_Information shown_:
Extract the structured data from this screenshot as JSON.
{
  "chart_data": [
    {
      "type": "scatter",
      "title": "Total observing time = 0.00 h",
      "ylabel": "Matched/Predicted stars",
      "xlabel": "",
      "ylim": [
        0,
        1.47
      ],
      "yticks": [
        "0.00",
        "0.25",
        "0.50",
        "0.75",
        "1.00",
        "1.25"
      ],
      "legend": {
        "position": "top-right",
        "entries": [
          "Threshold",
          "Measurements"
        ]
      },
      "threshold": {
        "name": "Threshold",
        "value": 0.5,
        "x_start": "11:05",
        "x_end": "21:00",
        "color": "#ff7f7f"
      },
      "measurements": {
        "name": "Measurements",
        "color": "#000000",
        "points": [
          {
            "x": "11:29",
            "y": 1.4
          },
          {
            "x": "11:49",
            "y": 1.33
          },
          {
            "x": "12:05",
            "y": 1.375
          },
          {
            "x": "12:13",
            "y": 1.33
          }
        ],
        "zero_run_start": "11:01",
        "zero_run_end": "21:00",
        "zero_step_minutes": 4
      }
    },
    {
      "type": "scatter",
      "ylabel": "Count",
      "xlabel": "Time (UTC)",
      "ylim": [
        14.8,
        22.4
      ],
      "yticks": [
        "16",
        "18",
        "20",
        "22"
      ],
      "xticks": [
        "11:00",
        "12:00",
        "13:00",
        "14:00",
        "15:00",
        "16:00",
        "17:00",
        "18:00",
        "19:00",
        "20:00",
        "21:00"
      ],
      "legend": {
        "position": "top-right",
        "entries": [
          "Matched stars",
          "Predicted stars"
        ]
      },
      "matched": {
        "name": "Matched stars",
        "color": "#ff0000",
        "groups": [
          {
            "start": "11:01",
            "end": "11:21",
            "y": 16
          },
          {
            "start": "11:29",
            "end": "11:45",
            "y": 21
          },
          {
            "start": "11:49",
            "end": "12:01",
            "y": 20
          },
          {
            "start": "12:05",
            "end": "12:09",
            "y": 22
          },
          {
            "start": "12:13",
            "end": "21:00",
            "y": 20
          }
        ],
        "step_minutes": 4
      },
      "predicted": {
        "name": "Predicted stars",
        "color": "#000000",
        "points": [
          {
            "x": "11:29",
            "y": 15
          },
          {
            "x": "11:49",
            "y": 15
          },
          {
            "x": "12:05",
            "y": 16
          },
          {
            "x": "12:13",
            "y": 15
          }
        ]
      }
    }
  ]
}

_The task_: Make an exact copy of the data above.

_Answer to this exercise_:
Extract the structured data from this screenshot as JSON.
{
  "chart_data": [
    {
      "type": "scatter",
      "title": "Total observing time = 0.00 h",
      "ylabel": "Matched/Predicted stars",
      "xlabel": "",
      "ylim": [
        0,
        1.47
      ],
      "yticks": [
        "0.00",
        "0.25",
        "0.50",
        "0.75",
        "1.00",
        "1.25"
      ],
      "legend": {
        "position": "top-right",
        "entries": [
          "Threshold",
          "Measurements"
        ]
      },
      "threshold": {
        "name": "Threshold",
        "value": 0.5,
        "x_start": "11:05",
        "x_end": "21:00",
        "color": "#ff7f7f"
      },
      "measurements": {
        "name": "Measurements",
        "color": "#000000",
        "points": [
          {
            "x": "11:29",
            "y": 1.4
          },
          {
            "x": "11:49",
            "y": 1.33
          },
          {
            "x": "12:05",
            "y": 1.375
          },
          {
            "x": "12:13",
            "y": 1.33
          }
        ],
        "zero_run_start": "11:01",
        "zero_run_end": "21:00",
        "zero_step_minutes": 4
      }
    },
    {
      "type": "scatter",
      "ylabel": "Count",
      "xlabel": "Time (UTC)",
      "ylim": [
        14.8,
        22.4
      ],
      "yticks": [
        "16",
        "18",
        "20",
        "22"
      ],
      "xticks": [
        "11:00",
        "12:00",
        "13:00",
        "14:00",
        "15:00",
        "16:00",
        "17:00",
        "18:00",
        "19:00",
        "20:00",
        "21:00"
      ],
      "legend": {
        "position": "top-right",
        "entries": [
          "Matched stars",
          "Predicted stars"
        ]
      },
      "matched": {
        "name": "Matched stars",
        "color": "#ff0000",
        "groups": [
          {
            "start": "11:01",
            "end": "11:21",
            "y": 16
          },
          {
            "start": "11:29",
            "end": "11:45",
            "y": 21
          },
          {
            "start": "11:49",
            "end": "12:01",
            "y": 20
          },
          {
            "start": "12:05",
            "end": "12:09",
            "y": 22
          },
          {
            "start": "12:13",
            "end": "21:00",
            "y": 20
          }
        ],
        "step_minutes": 4
      },
      "predicted": {
        "name": "Predicted stars",
        "color": "#000000",
        "points": [
          {
            "x": "11:29",
            "y": 15
          },
          {
            "x": "11:49",
            "y": 15
          },
          {
            "x": "12:05",
            "y": 16
          },
          {
            "x": "12:13",
            "y": 15
          }
        ]
      }
    }
  ]
}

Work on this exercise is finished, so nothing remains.